§ THE REQUEST:
In the data below, find every line with the string "egocentrism" and pull it out.

Figure contents as structured data:
****

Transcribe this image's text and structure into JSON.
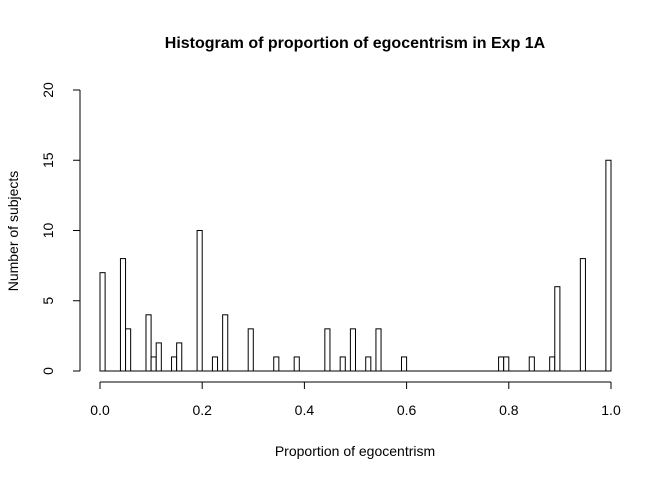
{
  "chart_data": {
    "type": "bar",
    "title": "Histogram of proportion of egocentrism in Exp 1A",
    "xlabel": "Proportion of egocentrism",
    "ylabel": "Number of subjects",
    "xlim": [
      0,
      1
    ],
    "ylim": [
      0,
      20
    ],
    "bin_width": 0.01,
    "x_ticks": [
      "0.0",
      "0.2",
      "0.4",
      "0.6",
      "0.8",
      "1.0"
    ],
    "y_ticks": [
      "0",
      "5",
      "10",
      "15",
      "20"
    ],
    "grid": false,
    "bins": [
      {
        "left": 0.0,
        "count": 7
      },
      {
        "left": 0.04,
        "count": 8
      },
      {
        "left": 0.05,
        "count": 3
      },
      {
        "left": 0.09,
        "count": 4
      },
      {
        "left": 0.1,
        "count": 1
      },
      {
        "left": 0.11,
        "count": 2
      },
      {
        "left": 0.14,
        "count": 1
      },
      {
        "left": 0.15,
        "count": 2
      },
      {
        "left": 0.19,
        "count": 10
      },
      {
        "left": 0.22,
        "count": 1
      },
      {
        "left": 0.24,
        "count": 4
      },
      {
        "left": 0.29,
        "count": 3
      },
      {
        "left": 0.34,
        "count": 1
      },
      {
        "left": 0.38,
        "count": 1
      },
      {
        "left": 0.44,
        "count": 3
      },
      {
        "left": 0.47,
        "count": 1
      },
      {
        "left": 0.49,
        "count": 3
      },
      {
        "left": 0.52,
        "count": 1
      },
      {
        "left": 0.54,
        "count": 3
      },
      {
        "left": 0.59,
        "count": 1
      },
      {
        "left": 0.78,
        "count": 1
      },
      {
        "left": 0.79,
        "count": 1
      },
      {
        "left": 0.84,
        "count": 1
      },
      {
        "left": 0.88,
        "count": 1
      },
      {
        "left": 0.89,
        "count": 6
      },
      {
        "left": 0.94,
        "count": 8
      },
      {
        "left": 0.99,
        "count": 15
      }
    ]
  }
}
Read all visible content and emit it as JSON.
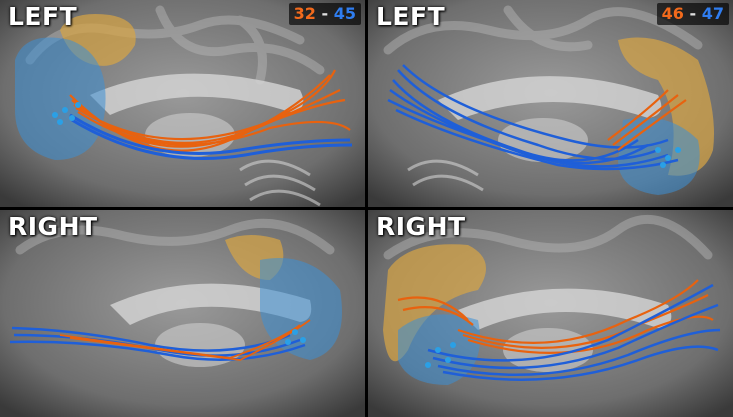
{
  "panels": [
    {
      "side": "LEFT",
      "id_a": "32",
      "sep": "-",
      "id_b": "45"
    },
    {
      "side": "LEFT",
      "id_a": "46",
      "sep": "-",
      "id_b": "47"
    },
    {
      "side": "RIGHT",
      "id_a": "",
      "sep": "",
      "id_b": ""
    },
    {
      "side": "RIGHT",
      "id_a": "",
      "sep": "",
      "id_b": ""
    }
  ],
  "colors": {
    "tract_orange": "#e8620f",
    "tract_blue": "#1f5fd8",
    "region_yellow": "#d9a545",
    "region_blue": "#3d8fd6",
    "brain_gray": "#8a8a8a"
  }
}
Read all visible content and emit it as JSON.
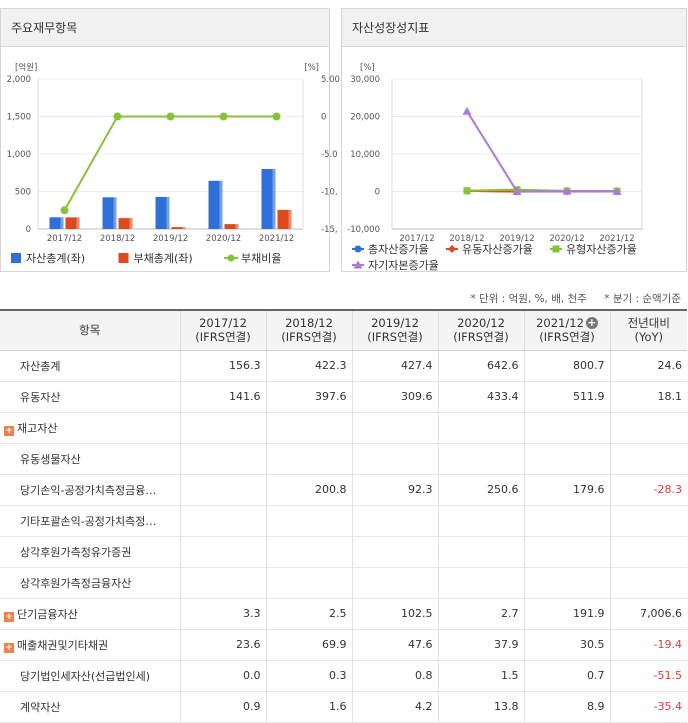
{
  "left_panel": {
    "title": "주요재무항목",
    "chart_data": {
      "type": "bar",
      "categories": [
        "2017/12",
        "2018/12",
        "2019/12",
        "2020/12",
        "2021/12"
      ],
      "left_unit": "[억원]",
      "right_unit": "[%]",
      "left_ticks": [
        "2,000",
        "1,500",
        "1,000",
        "500",
        "0"
      ],
      "right_ticks": [
        "5.00",
        "0",
        "-5.0",
        "-10,",
        "-15,"
      ],
      "ylim": [
        0,
        2000
      ],
      "y2lim": [
        -15,
        5
      ],
      "series": [
        {
          "name": "자산총계(좌)",
          "type": "bar",
          "color": "#2f6fd8",
          "values": [
            156.3,
            422.3,
            427.4,
            642.6,
            800.7
          ]
        },
        {
          "name": "부채총계(좌)",
          "type": "bar",
          "color": "#dd4a1f",
          "values": [
            155,
            145,
            25,
            65,
            255
          ]
        },
        {
          "name": "부채비율",
          "type": "line",
          "color": "#88c23b",
          "values": [
            -12.5,
            0,
            0,
            0,
            0
          ]
        }
      ]
    }
  },
  "right_panel": {
    "title": "자산성장성지표",
    "chart_data": {
      "type": "line",
      "categories": [
        "2017/12",
        "2018/12",
        "2019/12",
        "2020/12",
        "2021/12"
      ],
      "unit": "[%]",
      "ticks": [
        "30,000",
        "20,000",
        "10,000",
        "0",
        "-10,000"
      ],
      "ylim": [
        -10000,
        30000
      ],
      "series": [
        {
          "name": "총자산증가율",
          "color": "#2f6fd8",
          "marker": "circle",
          "values": [
            null,
            170,
            1.2,
            50.3,
            24.6
          ]
        },
        {
          "name": "유동자산증가율",
          "color": "#dd4a1f",
          "marker": "diamond",
          "values": [
            null,
            180,
            -22.2,
            40.1,
            18.1
          ]
        },
        {
          "name": "유형자산증가율",
          "color": "#88c23b",
          "marker": "square",
          "values": [
            null,
            200,
            500,
            150,
            100
          ]
        },
        {
          "name": "자기자본증가율",
          "color": "#a97bd6",
          "marker": "triangle",
          "values": [
            null,
            21400,
            0,
            100,
            30
          ]
        }
      ]
    }
  },
  "unit_note": {
    "unit": "* 단위 : 억원, %, 배, 천주",
    "period": "* 분기 : 순액기준"
  },
  "table": {
    "header": {
      "item": "항목",
      "periods": [
        {
          "year": "2017/12",
          "basis": "(IFRS연결)"
        },
        {
          "year": "2018/12",
          "basis": "(IFRS연결)"
        },
        {
          "year": "2019/12",
          "basis": "(IFRS연결)"
        },
        {
          "year": "2020/12",
          "basis": "(IFRS연결)"
        },
        {
          "year": "2021/12",
          "basis": "(IFRS연결)"
        }
      ],
      "yoy_line1": "전년대비",
      "yoy_line2": "(YoY)"
    },
    "rows": [
      {
        "label": "자산총계",
        "expand": false,
        "values": [
          "156.3",
          "422.3",
          "427.4",
          "642.6",
          "800.7"
        ],
        "yoy": "24.6",
        "yoy_neg": false
      },
      {
        "label": "유동자산",
        "expand": false,
        "values": [
          "141.6",
          "397.6",
          "309.6",
          "433.4",
          "511.9"
        ],
        "yoy": "18.1",
        "yoy_neg": false
      },
      {
        "label": "재고자산",
        "expand": true,
        "values": [
          "",
          "",
          "",
          "",
          ""
        ],
        "yoy": "",
        "yoy_neg": false
      },
      {
        "label": "유동생물자산",
        "expand": false,
        "values": [
          "",
          "",
          "",
          "",
          ""
        ],
        "yoy": "",
        "yoy_neg": false
      },
      {
        "label": "당기손익-공정가치측정금융…",
        "expand": false,
        "values": [
          "",
          "200.8",
          "92.3",
          "250.6",
          "179.6"
        ],
        "yoy": "-28.3",
        "yoy_neg": true
      },
      {
        "label": "기타포괄손익-공정가치측정…",
        "expand": false,
        "values": [
          "",
          "",
          "",
          "",
          ""
        ],
        "yoy": "",
        "yoy_neg": false
      },
      {
        "label": "상각후원가측정유가증권",
        "expand": false,
        "values": [
          "",
          "",
          "",
          "",
          ""
        ],
        "yoy": "",
        "yoy_neg": false
      },
      {
        "label": "상각후원가측정금융자산",
        "expand": false,
        "values": [
          "",
          "",
          "",
          "",
          ""
        ],
        "yoy": "",
        "yoy_neg": false
      },
      {
        "label": "단기금융자산",
        "expand": true,
        "values": [
          "3.3",
          "2.5",
          "102.5",
          "2.7",
          "191.9"
        ],
        "yoy": "7,006.6",
        "yoy_neg": false
      },
      {
        "label": "매출채권및기타채권",
        "expand": true,
        "values": [
          "23.6",
          "69.9",
          "47.6",
          "37.9",
          "30.5"
        ],
        "yoy": "-19.4",
        "yoy_neg": true
      },
      {
        "label": "당기법인세자산(선급법인세)",
        "expand": false,
        "values": [
          "0.0",
          "0.3",
          "0.8",
          "1.5",
          "0.7"
        ],
        "yoy": "-51.5",
        "yoy_neg": true
      },
      {
        "label": "계약자산",
        "expand": false,
        "values": [
          "0.9",
          "1.6",
          "4.2",
          "13.8",
          "8.9"
        ],
        "yoy": "-35.4",
        "yoy_neg": true
      }
    ]
  }
}
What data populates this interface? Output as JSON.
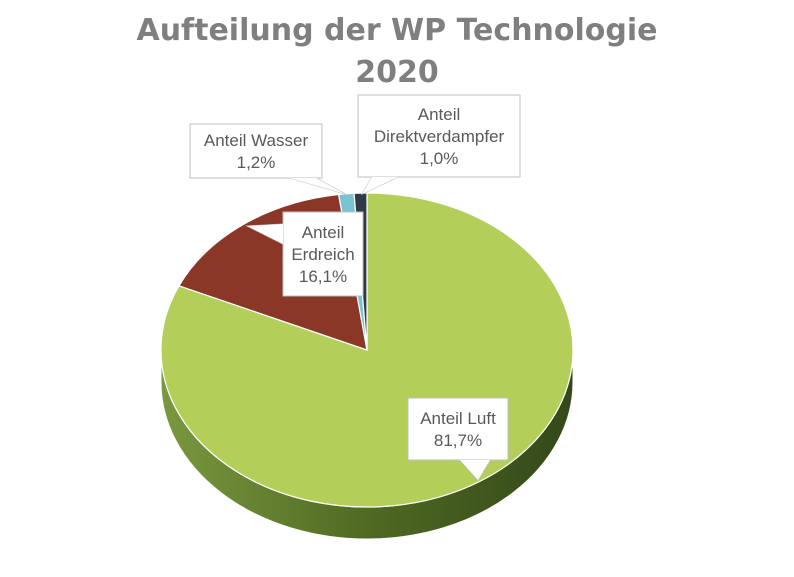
{
  "chart_data": {
    "type": "pie",
    "title": "Aufteilung der WP Technologie 2020",
    "title_lines": [
      "Aufteilung der WP Technologie",
      "2020"
    ],
    "three_d": true,
    "slices": [
      {
        "label_lines": [
          "Anteil Luft"
        ],
        "value_text": "81,7%",
        "value": 81.7,
        "color": "#b3cf5a",
        "side_color": "#5e7a2a"
      },
      {
        "label_lines": [
          "Anteil",
          "Erdreich"
        ],
        "value_text": "16,1%",
        "value": 16.1,
        "color": "#8b3727",
        "side_color": "#4e1c12"
      },
      {
        "label_lines": [
          "Anteil Wasser"
        ],
        "value_text": "1,2%",
        "value": 1.2,
        "color": "#79c3d3",
        "side_color": "#3e7480"
      },
      {
        "label_lines": [
          "Anteil",
          "Direktverdampfer"
        ],
        "value_text": "1,0%",
        "value": 1.0,
        "color": "#2e3b47",
        "side_color": "#161d24"
      }
    ]
  }
}
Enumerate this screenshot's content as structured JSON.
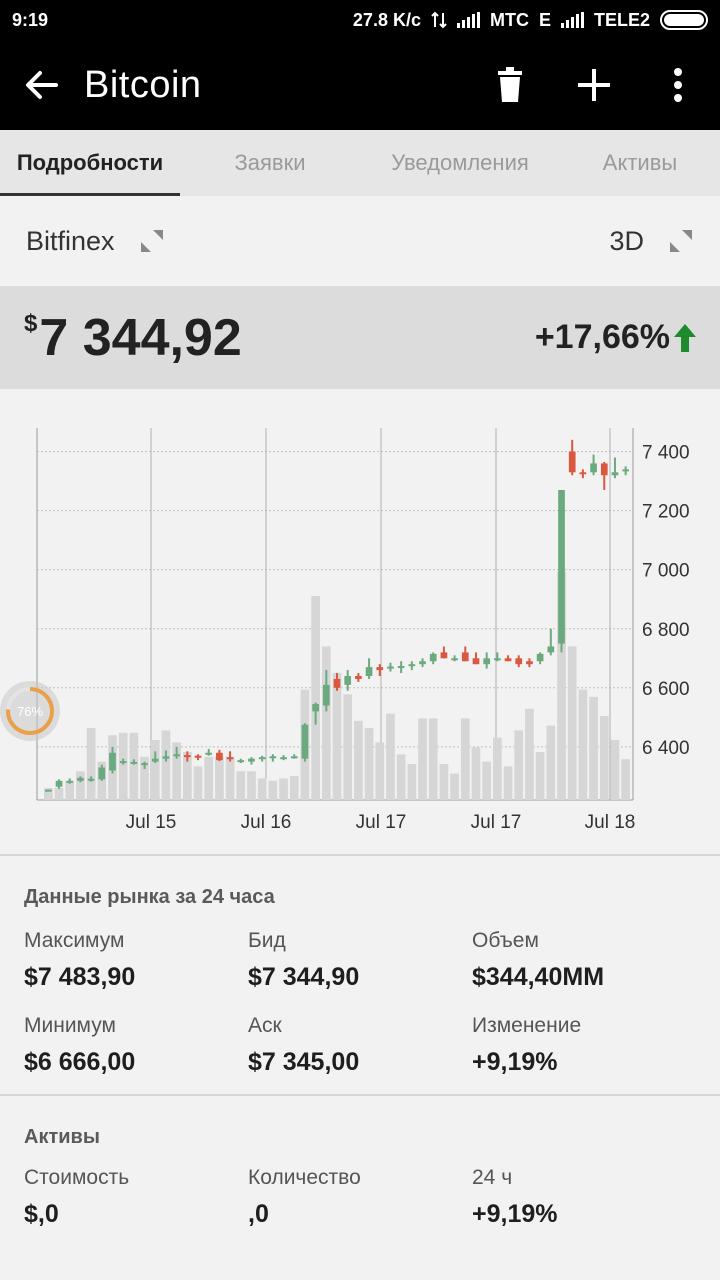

****

§ RESULT BELOW:
    "title": "Histogram of proportion of egocentrism in Exp 1A",
    "xlabel": "Proportion of egocentrism",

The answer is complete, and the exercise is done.